Short task
Every record below should be written out exactly; pictures stay out.

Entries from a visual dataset
---*---

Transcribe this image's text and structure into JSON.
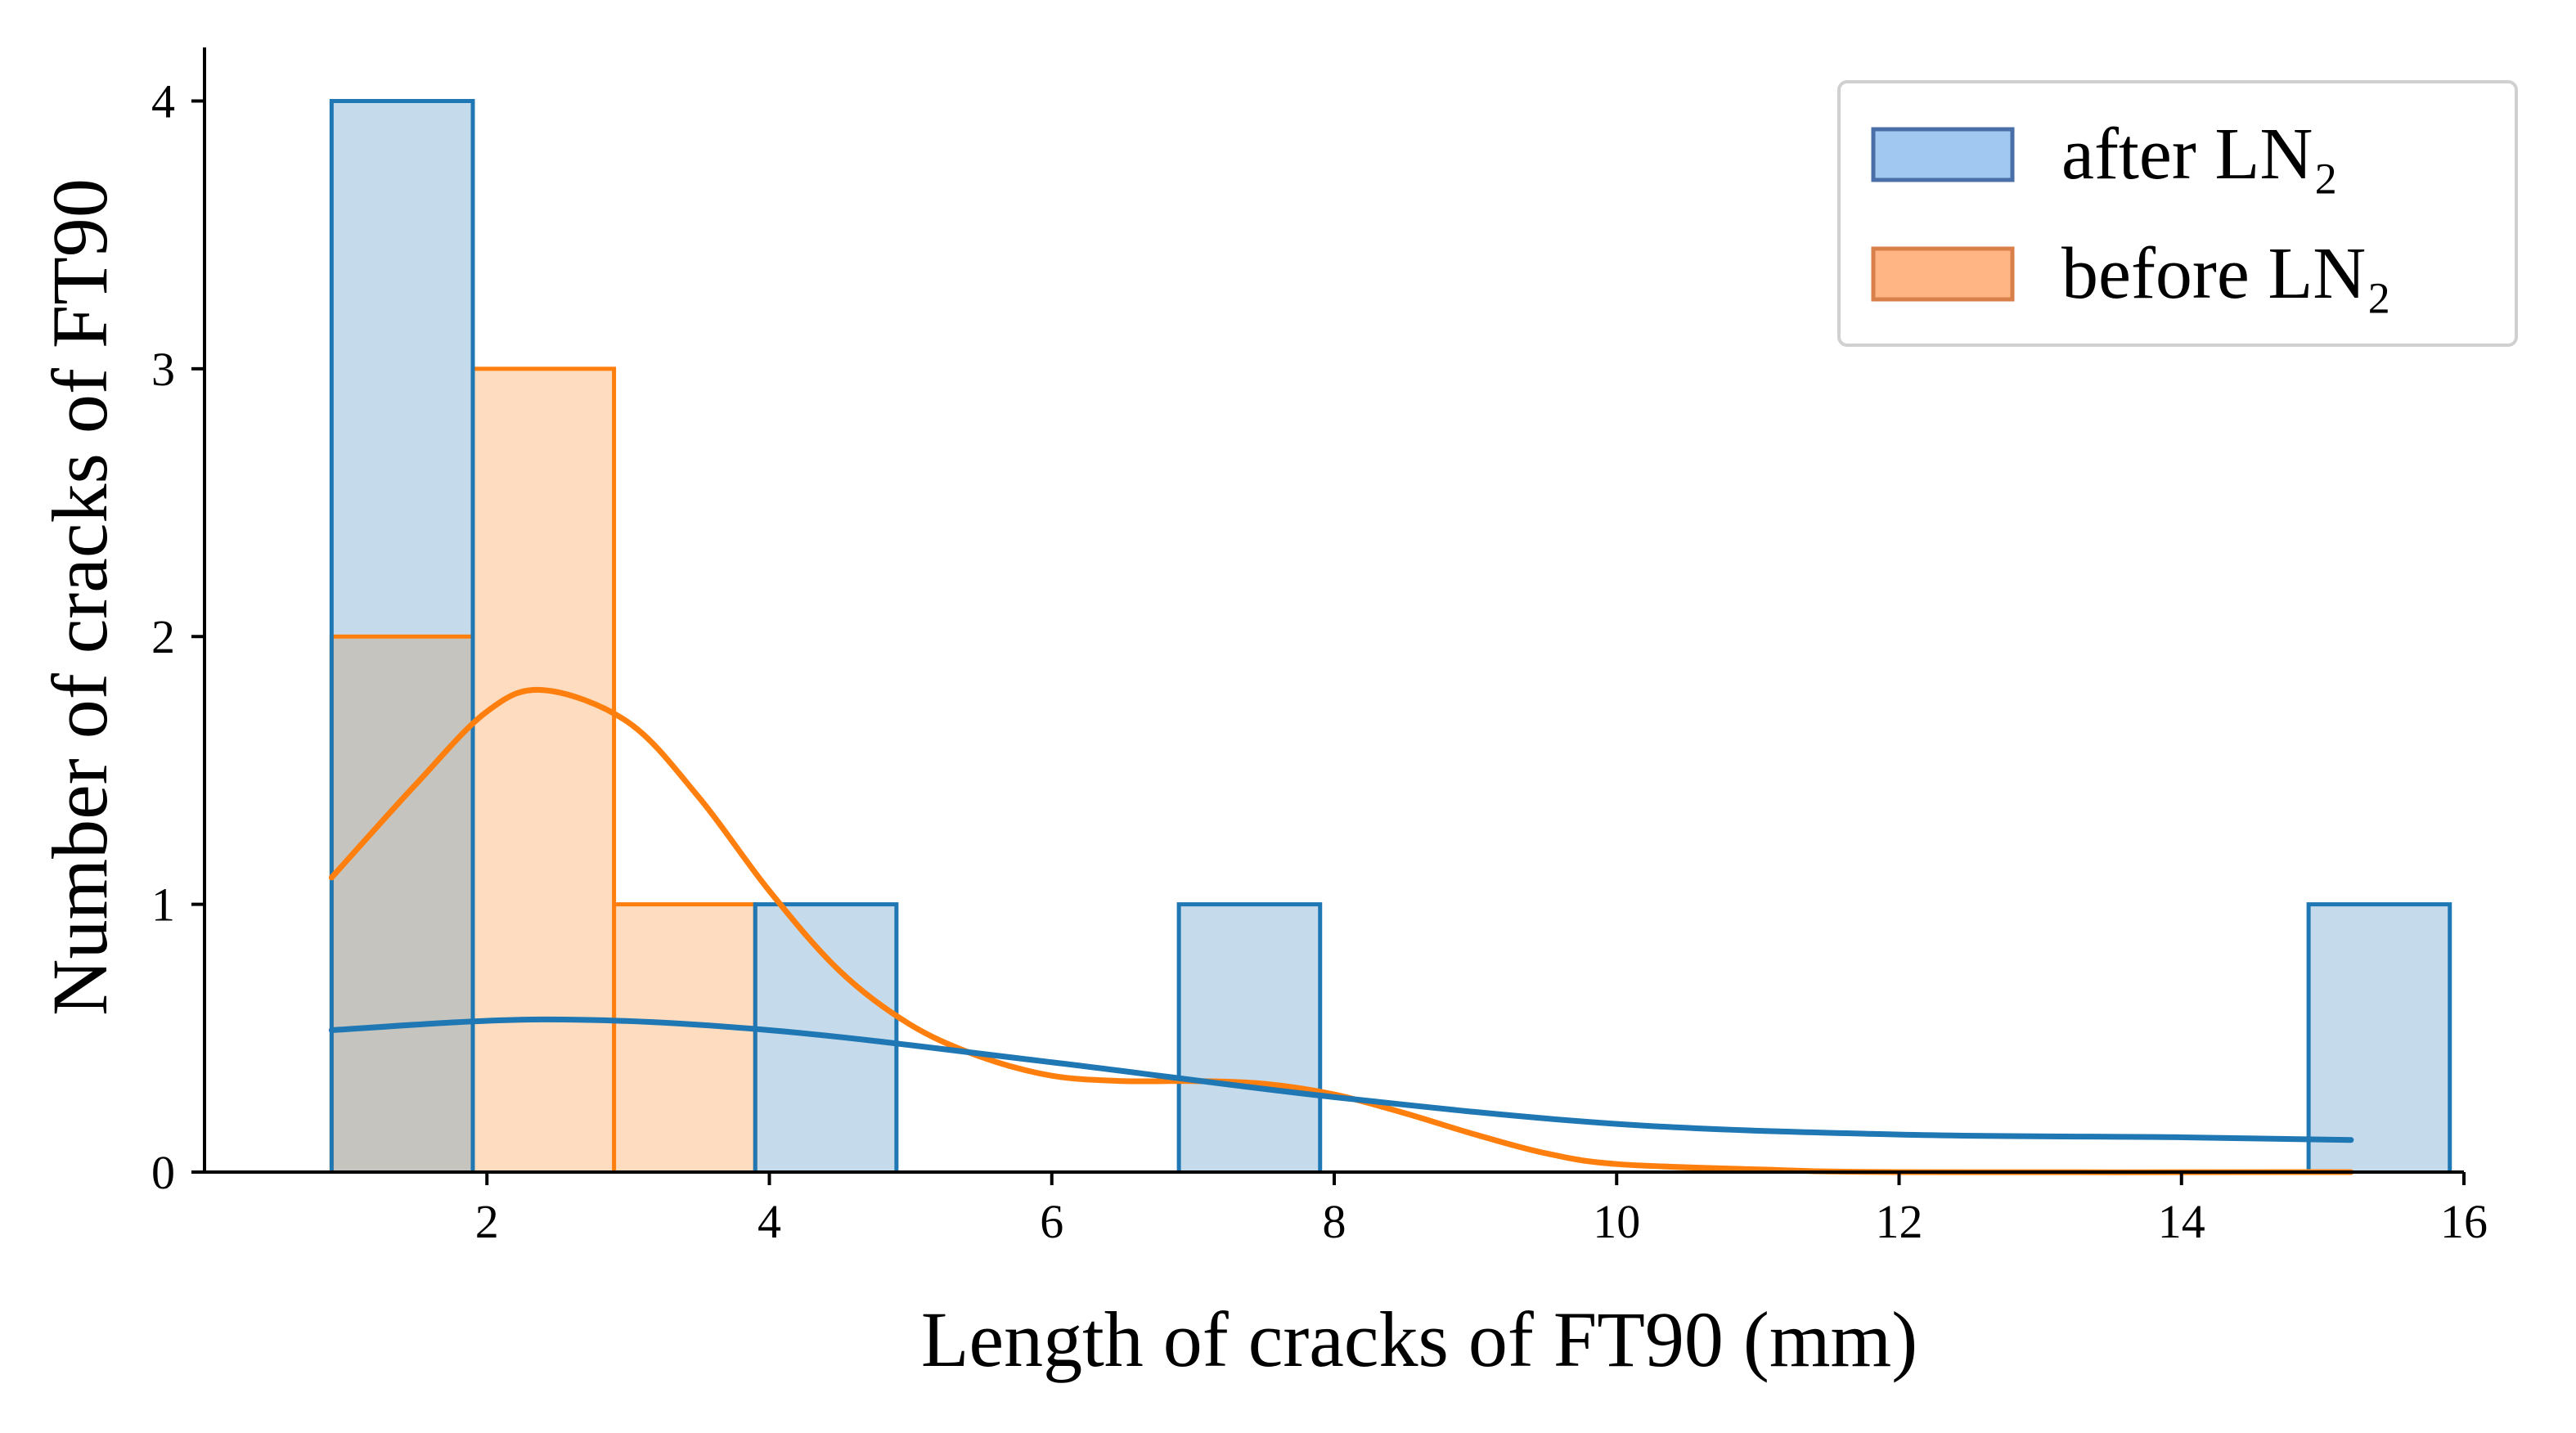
{
  "chart_data": {
    "type": "histogram",
    "title": "",
    "xlabel": "Length of cracks of FT90 (mm)",
    "ylabel": "Number of cracks of FT90",
    "xlim": [
      0,
      16
    ],
    "ylim": [
      0,
      4.2
    ],
    "xticks": [
      2,
      4,
      6,
      8,
      10,
      12,
      14,
      16
    ],
    "yticks": [
      0,
      1,
      2,
      3,
      4
    ],
    "grid": false,
    "legend_position": "top-right",
    "bin_edges": [
      0.9,
      1.9,
      2.9,
      3.9,
      4.9,
      5.9,
      6.9,
      7.9,
      8.9,
      9.9,
      10.9,
      11.9,
      12.9,
      13.9,
      14.9,
      15.9
    ],
    "series": [
      {
        "name": "after LN₂",
        "color": "#1f77b4",
        "fill_color": "#c5dbec",
        "legend_fill": "#a1c8f0",
        "legend_edge": "#4a6fa8",
        "counts": [
          4,
          0,
          0,
          1,
          0,
          0,
          1,
          0,
          0,
          0,
          0,
          0,
          0,
          0,
          1
        ],
        "kde_x": [
          0.9,
          2.4,
          4.0,
          6.0,
          8.0,
          10.0,
          12.0,
          14.0,
          15.2
        ],
        "kde_y": [
          0.53,
          0.57,
          0.53,
          0.41,
          0.28,
          0.18,
          0.14,
          0.13,
          0.12
        ]
      },
      {
        "name": "before LN₂",
        "color": "#ff7f0e",
        "fill_color": "#fddcbf",
        "legend_fill": "#ffb584",
        "legend_edge": "#d97f4a",
        "counts": [
          2,
          3,
          1,
          0,
          0,
          0,
          0,
          0,
          0,
          0,
          0,
          0,
          0,
          0,
          0
        ],
        "kde_x": [
          0.9,
          1.5,
          2.0,
          2.4,
          3.0,
          3.5,
          4.0,
          4.5,
          5.0,
          5.5,
          6.0,
          6.5,
          7.0,
          7.5,
          8.0,
          8.5,
          9.0,
          9.5,
          10.0,
          11.0,
          12.0,
          15.2
        ],
        "kde_y": [
          1.1,
          1.45,
          1.72,
          1.8,
          1.68,
          1.4,
          1.05,
          0.75,
          0.55,
          0.43,
          0.36,
          0.34,
          0.34,
          0.33,
          0.29,
          0.22,
          0.14,
          0.07,
          0.03,
          0.01,
          0.0,
          0.0
        ]
      }
    ]
  }
}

---*---

Task solution
Transcribe this image's text and structure into JSON.
{
  "chart_data": {
    "type": "histogram",
    "title": "",
    "xlabel": "Length of cracks of FT90 (mm)",
    "ylabel": "Number of cracks of FT90",
    "xlim": [
      0,
      16
    ],
    "ylim": [
      0,
      4.2
    ],
    "xticks": [
      2,
      4,
      6,
      8,
      10,
      12,
      14,
      16
    ],
    "yticks": [
      0,
      1,
      2,
      3,
      4
    ],
    "grid": false,
    "legend_position": "top-right",
    "bin_edges": [
      0.9,
      1.9,
      2.9,
      3.9,
      4.9,
      5.9,
      6.9,
      7.9,
      8.9,
      9.9,
      10.9,
      11.9,
      12.9,
      13.9,
      14.9,
      15.9
    ],
    "series": [
      {
        "name": "after LN₂",
        "color": "#1f77b4",
        "fill_color": "#c5dbec",
        "legend_fill": "#a1c8f0",
        "legend_edge": "#4a6fa8",
        "counts": [
          4,
          0,
          0,
          1,
          0,
          0,
          1,
          0,
          0,
          0,
          0,
          0,
          0,
          0,
          1
        ],
        "kde_x": [
          0.9,
          2.4,
          4.0,
          6.0,
          8.0,
          10.0,
          12.0,
          14.0,
          15.2
        ],
        "kde_y": [
          0.53,
          0.57,
          0.53,
          0.41,
          0.28,
          0.18,
          0.14,
          0.13,
          0.12
        ]
      },
      {
        "name": "before LN₂",
        "color": "#ff7f0e",
        "fill_color": "#fddcbf",
        "legend_fill": "#ffb584",
        "legend_edge": "#d97f4a",
        "counts": [
          2,
          3,
          1,
          0,
          0,
          0,
          0,
          0,
          0,
          0,
          0,
          0,
          0,
          0,
          0
        ],
        "kde_x": [
          0.9,
          1.5,
          2.0,
          2.4,
          3.0,
          3.5,
          4.0,
          4.5,
          5.0,
          5.5,
          6.0,
          6.5,
          7.0,
          7.5,
          8.0,
          8.5,
          9.0,
          9.5,
          10.0,
          11.0,
          12.0,
          15.2
        ],
        "kde_y": [
          1.1,
          1.45,
          1.72,
          1.8,
          1.68,
          1.4,
          1.05,
          0.75,
          0.55,
          0.43,
          0.36,
          0.34,
          0.34,
          0.33,
          0.29,
          0.22,
          0.14,
          0.07,
          0.03,
          0.01,
          0.0,
          0.0
        ]
      }
    ]
  }
}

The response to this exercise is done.